## WHAT YOU NEED TO DO
Retype all of the data without changing a single word.

## RECORDS TO PROCESS

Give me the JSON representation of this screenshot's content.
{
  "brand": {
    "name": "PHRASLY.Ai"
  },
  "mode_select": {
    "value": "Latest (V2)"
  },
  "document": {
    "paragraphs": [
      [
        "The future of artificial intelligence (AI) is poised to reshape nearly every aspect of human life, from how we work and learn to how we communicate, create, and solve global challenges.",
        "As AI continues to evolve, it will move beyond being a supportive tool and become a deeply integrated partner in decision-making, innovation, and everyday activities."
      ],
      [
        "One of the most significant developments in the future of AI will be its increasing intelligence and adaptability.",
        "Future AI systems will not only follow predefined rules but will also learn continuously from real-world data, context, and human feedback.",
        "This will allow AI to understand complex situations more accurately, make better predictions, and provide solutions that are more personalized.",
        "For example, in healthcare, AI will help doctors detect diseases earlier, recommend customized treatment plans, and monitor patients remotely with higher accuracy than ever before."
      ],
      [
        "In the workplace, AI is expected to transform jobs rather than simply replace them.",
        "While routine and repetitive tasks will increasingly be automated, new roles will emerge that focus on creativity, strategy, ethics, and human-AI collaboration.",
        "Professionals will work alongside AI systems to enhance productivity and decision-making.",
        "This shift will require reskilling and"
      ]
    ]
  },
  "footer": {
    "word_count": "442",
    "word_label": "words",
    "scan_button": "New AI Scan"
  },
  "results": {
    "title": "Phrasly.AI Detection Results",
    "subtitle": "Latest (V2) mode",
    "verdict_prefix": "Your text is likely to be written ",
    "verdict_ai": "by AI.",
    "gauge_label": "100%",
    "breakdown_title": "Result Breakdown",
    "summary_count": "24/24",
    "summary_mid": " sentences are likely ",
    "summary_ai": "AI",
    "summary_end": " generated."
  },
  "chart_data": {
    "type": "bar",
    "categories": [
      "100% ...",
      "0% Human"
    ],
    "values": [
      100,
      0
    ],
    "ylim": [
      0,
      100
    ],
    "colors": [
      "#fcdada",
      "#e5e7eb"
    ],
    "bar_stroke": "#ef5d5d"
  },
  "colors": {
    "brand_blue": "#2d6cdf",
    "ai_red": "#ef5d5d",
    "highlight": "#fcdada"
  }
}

## OUTPUT BELOW
Give me the JSON representation of this screenshot's content.
{
  "brand": {
    "name": "PHRASLY.Ai"
  },
  "mode_select": {
    "value": "Latest (V2)"
  },
  "document": {
    "paragraphs": [
      [
        "The future of artificial intelligence (AI) is poised to reshape nearly every aspect of human life, from how we work and learn to how we communicate, create, and solve global challenges.",
        "As AI continues to evolve, it will move beyond being a supportive tool and become a deeply integrated partner in decision-making, innovation, and everyday activities."
      ],
      [
        "One of the most significant developments in the future of AI will be its increasing intelligence and adaptability.",
        "Future AI systems will not only follow predefined rules but will also learn continuously from real-world data, context, and human feedback.",
        "This will allow AI to understand complex situations more accurately, make better predictions, and provide solutions that are more personalized.",
        "For example, in healthcare, AI will help doctors detect diseases earlier, recommend customized treatment plans, and monitor patients remotely with higher accuracy than ever before."
      ],
      [
        "In the workplace, AI is expected to transform jobs rather than simply replace them.",
        "While routine and repetitive tasks will increasingly be automated, new roles will emerge that focus on creativity, strategy, ethics, and human-AI collaboration.",
        "Professionals will work alongside AI systems to enhance productivity and decision-making.",
        "This shift will require reskilling and"
      ]
    ]
  },
  "footer": {
    "word_count": "442",
    "word_label": "words",
    "scan_button": "New AI Scan"
  },
  "results": {
    "title": "Phrasly.AI Detection Results",
    "subtitle": "Latest (V2) mode",
    "verdict_prefix": "Your text is likely to be written ",
    "verdict_ai": "by AI.",
    "gauge_label": "100%",
    "breakdown_title": "Result Breakdown",
    "summary_count": "24/24",
    "summary_mid": " sentences are likely ",
    "summary_ai": "AI",
    "summary_end": " generated."
  },
  "chart_data": {
    "type": "bar",
    "categories": [
      "100% ...",
      "0% Human"
    ],
    "values": [
      100,
      0
    ],
    "ylim": [
      0,
      100
    ],
    "colors": [
      "#fcdada",
      "#e5e7eb"
    ],
    "bar_stroke": "#ef5d5d"
  },
  "colors": {
    "brand_blue": "#2d6cdf",
    "ai_red": "#ef5d5d",
    "highlight": "#fcdada"
  }
}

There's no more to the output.